> Goal of the exercise
Reproduce each line of the listing exactly.

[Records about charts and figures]
———
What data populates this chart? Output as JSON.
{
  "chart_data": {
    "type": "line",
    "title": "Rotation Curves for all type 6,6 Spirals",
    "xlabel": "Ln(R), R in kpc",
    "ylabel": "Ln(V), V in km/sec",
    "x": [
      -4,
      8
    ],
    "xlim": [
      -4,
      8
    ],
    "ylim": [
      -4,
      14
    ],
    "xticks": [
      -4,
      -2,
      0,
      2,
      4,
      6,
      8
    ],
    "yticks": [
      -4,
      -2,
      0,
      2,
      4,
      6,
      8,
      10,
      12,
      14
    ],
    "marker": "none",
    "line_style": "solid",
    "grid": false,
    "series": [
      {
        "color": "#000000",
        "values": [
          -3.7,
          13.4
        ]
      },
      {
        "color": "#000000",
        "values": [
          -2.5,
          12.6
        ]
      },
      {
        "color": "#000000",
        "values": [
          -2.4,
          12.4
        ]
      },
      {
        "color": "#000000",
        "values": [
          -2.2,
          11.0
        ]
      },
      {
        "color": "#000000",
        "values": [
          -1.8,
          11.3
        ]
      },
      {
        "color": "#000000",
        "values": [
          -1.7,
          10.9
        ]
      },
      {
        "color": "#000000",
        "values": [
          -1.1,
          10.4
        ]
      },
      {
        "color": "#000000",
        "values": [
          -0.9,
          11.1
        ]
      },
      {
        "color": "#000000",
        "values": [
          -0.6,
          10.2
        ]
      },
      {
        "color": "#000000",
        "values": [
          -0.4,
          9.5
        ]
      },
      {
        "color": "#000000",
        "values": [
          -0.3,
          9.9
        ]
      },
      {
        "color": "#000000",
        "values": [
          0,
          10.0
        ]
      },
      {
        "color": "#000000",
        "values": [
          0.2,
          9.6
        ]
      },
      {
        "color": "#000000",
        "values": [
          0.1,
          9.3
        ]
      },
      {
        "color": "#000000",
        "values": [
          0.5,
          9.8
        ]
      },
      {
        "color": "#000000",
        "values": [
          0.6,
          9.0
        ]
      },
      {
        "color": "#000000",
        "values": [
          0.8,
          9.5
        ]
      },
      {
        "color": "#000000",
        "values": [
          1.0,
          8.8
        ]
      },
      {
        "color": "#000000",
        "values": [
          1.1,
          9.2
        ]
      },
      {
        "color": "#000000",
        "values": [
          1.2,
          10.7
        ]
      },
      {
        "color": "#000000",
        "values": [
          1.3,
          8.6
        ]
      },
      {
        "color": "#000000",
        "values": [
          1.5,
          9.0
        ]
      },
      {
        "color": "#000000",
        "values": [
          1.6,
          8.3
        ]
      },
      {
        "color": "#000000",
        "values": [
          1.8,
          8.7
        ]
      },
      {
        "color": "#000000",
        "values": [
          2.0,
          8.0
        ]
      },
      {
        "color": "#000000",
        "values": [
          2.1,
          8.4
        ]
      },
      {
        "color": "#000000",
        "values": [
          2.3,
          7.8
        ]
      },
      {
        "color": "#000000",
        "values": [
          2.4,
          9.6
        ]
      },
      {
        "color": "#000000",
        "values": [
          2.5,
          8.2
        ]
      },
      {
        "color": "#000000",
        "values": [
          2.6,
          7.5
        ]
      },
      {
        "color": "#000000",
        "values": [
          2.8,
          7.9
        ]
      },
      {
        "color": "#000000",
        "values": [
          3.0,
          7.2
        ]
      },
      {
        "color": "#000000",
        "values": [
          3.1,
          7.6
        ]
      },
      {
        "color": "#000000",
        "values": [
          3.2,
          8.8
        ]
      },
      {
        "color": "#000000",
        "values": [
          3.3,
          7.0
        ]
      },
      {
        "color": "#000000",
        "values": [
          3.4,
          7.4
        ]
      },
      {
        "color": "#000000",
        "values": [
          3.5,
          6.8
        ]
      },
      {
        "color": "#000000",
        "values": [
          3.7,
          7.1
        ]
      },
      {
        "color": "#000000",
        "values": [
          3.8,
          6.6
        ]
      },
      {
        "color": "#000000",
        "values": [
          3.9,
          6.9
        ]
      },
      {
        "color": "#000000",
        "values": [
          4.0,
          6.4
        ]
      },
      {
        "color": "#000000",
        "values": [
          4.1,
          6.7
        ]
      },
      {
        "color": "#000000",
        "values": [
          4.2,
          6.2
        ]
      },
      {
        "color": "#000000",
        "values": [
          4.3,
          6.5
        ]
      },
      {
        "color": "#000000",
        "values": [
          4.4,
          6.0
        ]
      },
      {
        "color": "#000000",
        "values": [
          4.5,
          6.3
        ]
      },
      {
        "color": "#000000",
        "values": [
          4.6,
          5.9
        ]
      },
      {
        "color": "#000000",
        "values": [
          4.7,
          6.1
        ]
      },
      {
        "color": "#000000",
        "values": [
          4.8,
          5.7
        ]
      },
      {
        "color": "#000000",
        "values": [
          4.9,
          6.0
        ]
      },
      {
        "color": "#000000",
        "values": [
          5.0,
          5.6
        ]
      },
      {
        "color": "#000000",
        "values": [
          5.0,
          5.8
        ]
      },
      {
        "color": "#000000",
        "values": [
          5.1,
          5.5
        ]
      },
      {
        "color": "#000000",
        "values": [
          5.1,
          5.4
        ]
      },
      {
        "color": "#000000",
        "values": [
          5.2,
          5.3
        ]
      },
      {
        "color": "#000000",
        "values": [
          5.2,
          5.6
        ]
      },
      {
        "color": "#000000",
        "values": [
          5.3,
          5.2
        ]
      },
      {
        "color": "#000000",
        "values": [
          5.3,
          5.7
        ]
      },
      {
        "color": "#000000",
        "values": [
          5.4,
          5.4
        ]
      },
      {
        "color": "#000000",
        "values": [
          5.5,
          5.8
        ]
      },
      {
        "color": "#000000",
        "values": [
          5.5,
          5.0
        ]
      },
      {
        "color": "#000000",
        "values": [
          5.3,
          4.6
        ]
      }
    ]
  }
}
———
> Answer for this exercise
What data populates this chart? Output as JSON.
{
  "chart_data": {
    "type": "line",
    "title": "Rotation Curves for all type 6,6 Spirals",
    "xlabel": "Ln(R), R in kpc",
    "ylabel": "Ln(V), V in km/sec",
    "x": [
      -4,
      8
    ],
    "xlim": [
      -4,
      8
    ],
    "ylim": [
      -4,
      14
    ],
    "xticks": [
      -4,
      -2,
      0,
      2,
      4,
      6,
      8
    ],
    "yticks": [
      -4,
      -2,
      0,
      2,
      4,
      6,
      8,
      10,
      12,
      14
    ],
    "marker": "none",
    "line_style": "solid",
    "grid": false,
    "series": [
      {
        "color": "#000000",
        "values": [
          -3.7,
          13.4
        ]
      },
      {
        "color": "#000000",
        "values": [
          -2.5,
          12.6
        ]
      },
      {
        "color": "#000000",
        "values": [
          -2.4,
          12.4
        ]
      },
      {
        "color": "#000000",
        "values": [
          -2.2,
          11.0
        ]
      },
      {
        "color": "#000000",
        "values": [
          -1.8,
          11.3
        ]
      },
      {
        "color": "#000000",
        "values": [
          -1.7,
          10.9
        ]
      },
      {
        "color": "#000000",
        "values": [
          -1.1,
          10.4
        ]
      },
      {
        "color": "#000000",
        "values": [
          -0.9,
          11.1
        ]
      },
      {
        "color": "#000000",
        "values": [
          -0.6,
          10.2
        ]
      },
      {
        "color": "#000000",
        "values": [
          -0.4,
          9.5
        ]
      },
      {
        "color": "#000000",
        "values": [
          -0.3,
          9.9
        ]
      },
      {
        "color": "#000000",
        "values": [
          0,
          10.0
        ]
      },
      {
        "color": "#000000",
        "values": [
          0.2,
          9.6
        ]
      },
      {
        "color": "#000000",
        "values": [
          0.1,
          9.3
        ]
      },
      {
        "color": "#000000",
        "values": [
          0.5,
          9.8
        ]
      },
      {
        "color": "#000000",
        "values": [
          0.6,
          9.0
        ]
      },
      {
        "color": "#000000",
        "values": [
          0.8,
          9.5
        ]
      },
      {
        "color": "#000000",
        "values": [
          1.0,
          8.8
        ]
      },
      {
        "color": "#000000",
        "values": [
          1.1,
          9.2
        ]
      },
      {
        "color": "#000000",
        "values": [
          1.2,
          10.7
        ]
      },
      {
        "color": "#000000",
        "values": [
          1.3,
          8.6
        ]
      },
      {
        "color": "#000000",
        "values": [
          1.5,
          9.0
        ]
      },
      {
        "color": "#000000",
        "values": [
          1.6,
          8.3
        ]
      },
      {
        "color": "#000000",
        "values": [
          1.8,
          8.7
        ]
      },
      {
        "color": "#000000",
        "values": [
          2.0,
          8.0
        ]
      },
      {
        "color": "#000000",
        "values": [
          2.1,
          8.4
        ]
      },
      {
        "color": "#000000",
        "values": [
          2.3,
          7.8
        ]
      },
      {
        "color": "#000000",
        "values": [
          2.4,
          9.6
        ]
      },
      {
        "color": "#000000",
        "values": [
          2.5,
          8.2
        ]
      },
      {
        "color": "#000000",
        "values": [
          2.6,
          7.5
        ]
      },
      {
        "color": "#000000",
        "values": [
          2.8,
          7.9
        ]
      },
      {
        "color": "#000000",
        "values": [
          3.0,
          7.2
        ]
      },
      {
        "color": "#000000",
        "values": [
          3.1,
          7.6
        ]
      },
      {
        "color": "#000000",
        "values": [
          3.2,
          8.8
        ]
      },
      {
        "color": "#000000",
        "values": [
          3.3,
          7.0
        ]
      },
      {
        "color": "#000000",
        "values": [
          3.4,
          7.4
        ]
      },
      {
        "color": "#000000",
        "values": [
          3.5,
          6.8
        ]
      },
      {
        "color": "#000000",
        "values": [
          3.7,
          7.1
        ]
      },
      {
        "color": "#000000",
        "values": [
          3.8,
          6.6
        ]
      },
      {
        "color": "#000000",
        "values": [
          3.9,
          6.9
        ]
      },
      {
        "color": "#000000",
        "values": [
          4.0,
          6.4
        ]
      },
      {
        "color": "#000000",
        "values": [
          4.1,
          6.7
        ]
      },
      {
        "color": "#000000",
        "values": [
          4.2,
          6.2
        ]
      },
      {
        "color": "#000000",
        "values": [
          4.3,
          6.5
        ]
      },
      {
        "color": "#000000",
        "values": [
          4.4,
          6.0
        ]
      },
      {
        "color": "#000000",
        "values": [
          4.5,
          6.3
        ]
      },
      {
        "color": "#000000",
        "values": [
          4.6,
          5.9
        ]
      },
      {
        "color": "#000000",
        "values": [
          4.7,
          6.1
        ]
      },
      {
        "color": "#000000",
        "values": [
          4.8,
          5.7
        ]
      },
      {
        "color": "#000000",
        "values": [
          4.9,
          6.0
        ]
      },
      {
        "color": "#000000",
        "values": [
          5.0,
          5.6
        ]
      },
      {
        "color": "#000000",
        "values": [
          5.0,
          5.8
        ]
      },
      {
        "color": "#000000",
        "values": [
          5.1,
          5.5
        ]
      },
      {
        "color": "#000000",
        "values": [
          5.1,
          5.4
        ]
      },
      {
        "color": "#000000",
        "values": [
          5.2,
          5.3
        ]
      },
      {
        "color": "#000000",
        "values": [
          5.2,
          5.6
        ]
      },
      {
        "color": "#000000",
        "values": [
          5.3,
          5.2
        ]
      },
      {
        "color": "#000000",
        "values": [
          5.3,
          5.7
        ]
      },
      {
        "color": "#000000",
        "values": [
          5.4,
          5.4
        ]
      },
      {
        "color": "#000000",
        "values": [
          5.5,
          5.8
        ]
      },
      {
        "color": "#000000",
        "values": [
          5.5,
          5.0
        ]
      },
      {
        "color": "#000000",
        "values": [
          5.3,
          4.6
        ]
      }
    ]
  }
}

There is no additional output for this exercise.